→ EXERCISE PROMPT
Show each line that has the string "name" in it.

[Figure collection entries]
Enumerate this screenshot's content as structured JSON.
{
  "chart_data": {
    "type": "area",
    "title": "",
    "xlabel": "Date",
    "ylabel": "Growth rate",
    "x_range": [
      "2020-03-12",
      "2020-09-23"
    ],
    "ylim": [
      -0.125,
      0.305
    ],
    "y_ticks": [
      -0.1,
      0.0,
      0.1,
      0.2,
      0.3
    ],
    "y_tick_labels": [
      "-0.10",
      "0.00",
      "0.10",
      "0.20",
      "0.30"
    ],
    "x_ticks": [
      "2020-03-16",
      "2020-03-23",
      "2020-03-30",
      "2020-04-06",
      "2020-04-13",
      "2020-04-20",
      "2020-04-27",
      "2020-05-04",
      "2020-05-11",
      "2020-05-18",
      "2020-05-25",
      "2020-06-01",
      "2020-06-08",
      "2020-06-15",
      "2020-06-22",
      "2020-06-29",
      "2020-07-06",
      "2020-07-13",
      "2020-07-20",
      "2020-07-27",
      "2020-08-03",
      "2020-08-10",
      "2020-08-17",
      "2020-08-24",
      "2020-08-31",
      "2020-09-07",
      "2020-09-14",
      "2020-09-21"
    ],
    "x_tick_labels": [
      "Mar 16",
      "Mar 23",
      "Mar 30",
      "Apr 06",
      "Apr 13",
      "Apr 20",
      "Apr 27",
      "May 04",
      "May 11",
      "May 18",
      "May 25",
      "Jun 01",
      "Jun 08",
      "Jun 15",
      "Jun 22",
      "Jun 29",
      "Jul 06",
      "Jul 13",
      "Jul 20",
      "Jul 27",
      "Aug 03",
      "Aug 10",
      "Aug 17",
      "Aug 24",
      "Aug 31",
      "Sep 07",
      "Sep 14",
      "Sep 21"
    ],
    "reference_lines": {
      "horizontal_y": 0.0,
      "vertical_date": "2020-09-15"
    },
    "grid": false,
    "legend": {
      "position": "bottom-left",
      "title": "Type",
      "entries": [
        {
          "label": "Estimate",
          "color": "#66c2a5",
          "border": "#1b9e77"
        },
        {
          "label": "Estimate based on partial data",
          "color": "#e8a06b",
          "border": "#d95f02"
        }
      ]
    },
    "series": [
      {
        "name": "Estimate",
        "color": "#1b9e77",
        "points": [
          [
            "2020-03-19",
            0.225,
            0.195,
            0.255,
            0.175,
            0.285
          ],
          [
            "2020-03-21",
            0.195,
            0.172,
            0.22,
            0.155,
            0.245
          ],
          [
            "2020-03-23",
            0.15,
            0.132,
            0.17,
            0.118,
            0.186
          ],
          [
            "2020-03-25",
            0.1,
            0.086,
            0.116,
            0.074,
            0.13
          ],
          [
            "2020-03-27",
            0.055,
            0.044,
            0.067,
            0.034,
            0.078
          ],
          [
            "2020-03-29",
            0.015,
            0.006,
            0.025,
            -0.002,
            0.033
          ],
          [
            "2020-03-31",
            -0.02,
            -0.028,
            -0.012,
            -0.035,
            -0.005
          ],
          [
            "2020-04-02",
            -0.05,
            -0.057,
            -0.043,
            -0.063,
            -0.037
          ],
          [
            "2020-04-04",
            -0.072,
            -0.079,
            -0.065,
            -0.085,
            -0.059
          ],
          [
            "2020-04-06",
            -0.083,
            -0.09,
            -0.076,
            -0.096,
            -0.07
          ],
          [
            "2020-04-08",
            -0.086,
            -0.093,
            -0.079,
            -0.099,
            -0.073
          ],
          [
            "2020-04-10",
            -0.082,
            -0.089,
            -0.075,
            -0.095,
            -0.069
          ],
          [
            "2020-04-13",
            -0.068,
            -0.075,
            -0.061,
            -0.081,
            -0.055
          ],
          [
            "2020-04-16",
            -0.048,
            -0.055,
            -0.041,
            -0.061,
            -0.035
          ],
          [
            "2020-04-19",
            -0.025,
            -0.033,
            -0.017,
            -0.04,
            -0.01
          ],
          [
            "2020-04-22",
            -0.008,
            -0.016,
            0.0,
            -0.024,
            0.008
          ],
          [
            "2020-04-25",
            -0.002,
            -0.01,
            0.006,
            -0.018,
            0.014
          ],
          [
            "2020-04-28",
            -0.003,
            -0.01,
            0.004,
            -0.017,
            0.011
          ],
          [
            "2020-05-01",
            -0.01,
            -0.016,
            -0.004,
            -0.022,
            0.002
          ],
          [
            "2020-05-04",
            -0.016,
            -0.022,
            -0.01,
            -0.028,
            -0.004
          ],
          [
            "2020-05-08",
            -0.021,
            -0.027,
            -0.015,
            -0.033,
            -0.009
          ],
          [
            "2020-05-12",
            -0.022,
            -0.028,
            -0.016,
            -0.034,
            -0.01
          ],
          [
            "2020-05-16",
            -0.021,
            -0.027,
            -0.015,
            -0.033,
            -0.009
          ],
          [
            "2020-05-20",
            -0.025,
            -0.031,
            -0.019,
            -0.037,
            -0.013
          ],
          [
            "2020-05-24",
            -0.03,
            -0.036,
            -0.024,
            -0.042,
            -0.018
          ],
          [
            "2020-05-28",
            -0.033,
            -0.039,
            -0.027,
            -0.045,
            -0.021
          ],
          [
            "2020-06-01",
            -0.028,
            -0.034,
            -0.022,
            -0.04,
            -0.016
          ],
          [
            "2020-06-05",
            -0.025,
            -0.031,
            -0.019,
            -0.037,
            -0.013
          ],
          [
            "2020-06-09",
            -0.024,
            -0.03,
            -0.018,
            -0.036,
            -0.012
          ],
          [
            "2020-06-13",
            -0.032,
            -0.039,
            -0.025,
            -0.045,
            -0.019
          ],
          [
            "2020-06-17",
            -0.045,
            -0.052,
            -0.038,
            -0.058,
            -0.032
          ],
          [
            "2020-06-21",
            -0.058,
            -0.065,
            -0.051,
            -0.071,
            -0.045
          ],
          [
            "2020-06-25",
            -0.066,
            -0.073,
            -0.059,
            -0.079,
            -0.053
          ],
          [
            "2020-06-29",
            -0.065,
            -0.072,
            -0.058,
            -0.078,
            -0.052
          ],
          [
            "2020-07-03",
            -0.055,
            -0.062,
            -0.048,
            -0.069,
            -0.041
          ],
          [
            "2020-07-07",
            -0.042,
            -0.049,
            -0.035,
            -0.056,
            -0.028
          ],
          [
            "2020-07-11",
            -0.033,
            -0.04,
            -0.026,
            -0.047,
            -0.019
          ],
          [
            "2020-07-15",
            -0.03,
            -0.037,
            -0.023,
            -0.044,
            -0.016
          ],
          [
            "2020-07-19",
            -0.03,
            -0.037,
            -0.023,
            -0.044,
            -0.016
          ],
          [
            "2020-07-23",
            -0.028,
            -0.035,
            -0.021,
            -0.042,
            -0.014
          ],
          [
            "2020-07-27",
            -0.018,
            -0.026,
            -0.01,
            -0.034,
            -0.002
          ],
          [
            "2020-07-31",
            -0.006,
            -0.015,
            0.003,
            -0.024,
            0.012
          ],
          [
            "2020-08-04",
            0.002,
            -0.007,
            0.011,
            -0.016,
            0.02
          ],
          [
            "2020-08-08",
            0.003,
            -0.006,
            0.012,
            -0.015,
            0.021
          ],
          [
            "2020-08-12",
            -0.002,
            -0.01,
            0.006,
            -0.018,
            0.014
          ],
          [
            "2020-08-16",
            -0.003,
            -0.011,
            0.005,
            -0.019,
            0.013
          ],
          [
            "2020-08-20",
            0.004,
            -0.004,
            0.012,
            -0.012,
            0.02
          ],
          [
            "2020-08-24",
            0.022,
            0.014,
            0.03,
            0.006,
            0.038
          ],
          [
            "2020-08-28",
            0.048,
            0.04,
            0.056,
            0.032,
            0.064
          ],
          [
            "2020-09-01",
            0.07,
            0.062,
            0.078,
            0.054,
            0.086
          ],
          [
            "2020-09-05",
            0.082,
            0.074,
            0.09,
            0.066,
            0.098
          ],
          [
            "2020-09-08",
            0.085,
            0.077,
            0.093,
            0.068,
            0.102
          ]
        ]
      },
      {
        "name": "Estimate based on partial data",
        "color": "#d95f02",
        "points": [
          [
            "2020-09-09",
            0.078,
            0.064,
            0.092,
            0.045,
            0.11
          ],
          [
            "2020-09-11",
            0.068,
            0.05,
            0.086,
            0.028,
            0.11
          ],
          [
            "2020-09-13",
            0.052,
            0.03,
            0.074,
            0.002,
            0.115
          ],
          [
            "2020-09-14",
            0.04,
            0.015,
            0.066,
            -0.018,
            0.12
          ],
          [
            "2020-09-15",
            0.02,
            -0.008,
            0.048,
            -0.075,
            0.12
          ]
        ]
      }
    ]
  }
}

→ COMPLETE RESPONSE
        "name": "Estimate",
        "name": "Estimate based on partial data",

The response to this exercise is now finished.